**Required task:** Write the data out again exactly, with no pictures.

━━ Task material ━━

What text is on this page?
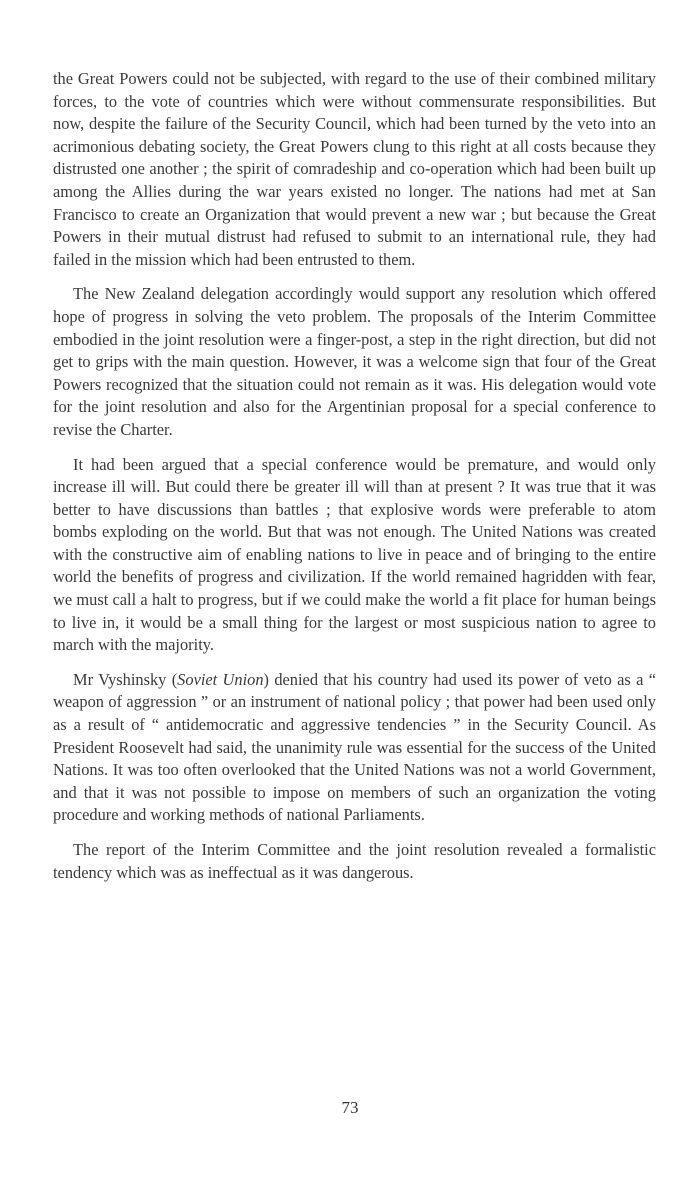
the Great Powers could not be subjected, with regard to the use of their combined military forces, to the vote of countries which were without commensurate responsibilities. But now, despite the failure of the Security Council, which had been turned by the veto into an acrimonious debating society, the Great Powers clung to this right at all costs because they distrusted one another ; the spirit of comradeship and co-operation which had been built up among the Allies during the war years existed no longer. The nations had met at San Francisco to create an Organization that would prevent a new war ; but because the Great Powers in their mutual distrust had refused to submit to an international rule, they had failed in the mission which had been entrusted to them.

The New Zealand delegation accordingly would support any resolution which offered hope of progress in solving the veto problem. The proposals of the Interim Committee embodied in the joint resolution were a finger-post, a step in the right direction, but did not get to grips with the main question. However, it was a welcome sign that four of the Great Powers recognized that the situation could not remain as it was. His delegation would vote for the joint resolution and also for the Argentinian proposal for a special conference to revise the Charter.

It had been argued that a special conference would be premature, and would only increase ill will. But could there be greater ill will than at present ? It was true that it was better to have discussions than battles ; that explosive words were preferable to atom bombs exploding on the world. But that was not enough. The United Nations was created with the constructive aim of enabling nations to live in peace and of bringing to the entire world the benefits of progress and civilization. If the world remained hagridden with fear, we must call a halt to progress, but if we could make the world a fit place for human beings to live in, it would be a small thing for the largest or most suspicious nation to agree to march with the majority.

Mr Vyshinsky (Soviet Union) denied that his country had used its power of veto as a “ weapon of aggression ” or an instrument of national policy ; that power had been used only as a result of “ antidemocratic and aggressive tendencies ” in the Security Council. As President Roosevelt had said, the unanimity rule was essential for the success of the United Nations. It was too often overlooked that the United Nations was not a world Government, and that it was not possible to impose on members of such an organization the voting procedure and working methods of national Parliaments.

The report of the Interim Committee and the joint resolution revealed a formalistic tendency which was as ineffectual as it was dangerous.

73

━━━

**Right answer:**
What text is on this page?
the Great Powers could not be subjected, with regard to the use of their combined military forces, to the vote of countries which were without commensurate responsibilities. But now, despite the failure of the Security Council, which had been turned by the veto into an acrimonious debating society, the Great Powers clung to this right at all costs because they distrusted one another ; the spirit of comradeship and co-operation which had been built up among the Allies during the war years existed no longer. The nations had met at San Francisco to create an Organization that would prevent a new war ; but because the Great Powers in their mutual distrust had refused to submit to an international rule, they had failed in the mission which had been entrusted to them.

The New Zealand delegation accordingly would support any resolution which offered hope of progress in solving the veto problem. The proposals of the Interim Committee embodied in the joint resolution were a finger-post, a step in the right direction, but did not get to grips with the main question. However, it was a welcome sign that four of the Great Powers recognized that the situation could not remain as it was. His delegation would vote for the joint resolution and also for the Argentinian proposal for a special conference to revise the Charter.

It had been argued that a special conference would be premature, and would only increase ill will. But could there be greater ill will than at present ? It was true that it was better to have discussions than battles ; that explosive words were preferable to atom bombs exploding on the world. But that was not enough. The United Nations was created with the constructive aim of enabling nations to live in peace and of bringing to the entire world the benefits of progress and civilization. If the world remained hagridden with fear, we must call a halt to progress, but if we could make the world a fit place for human beings to live in, it would be a small thing for the largest or most suspicious nation to agree to march with the majority.

Mr Vyshinsky (Soviet Union) denied that his country had used its power of veto as a “ weapon of aggression ” or an instrument of national policy ; that power had been used only as a result of “ antidemocratic and aggressive tendencies ” in the Security Council. As President Roosevelt had said, the unanimity rule was essential for the success of the United Nations. It was too often overlooked that the United Nations was not a world Government, and that it was not possible to impose on members of such an organization the voting procedure and working methods of national Parliaments.

The report of the Interim Committee and the joint resolution revealed a formalistic tendency which was as ineffectual as it was dangerous.

73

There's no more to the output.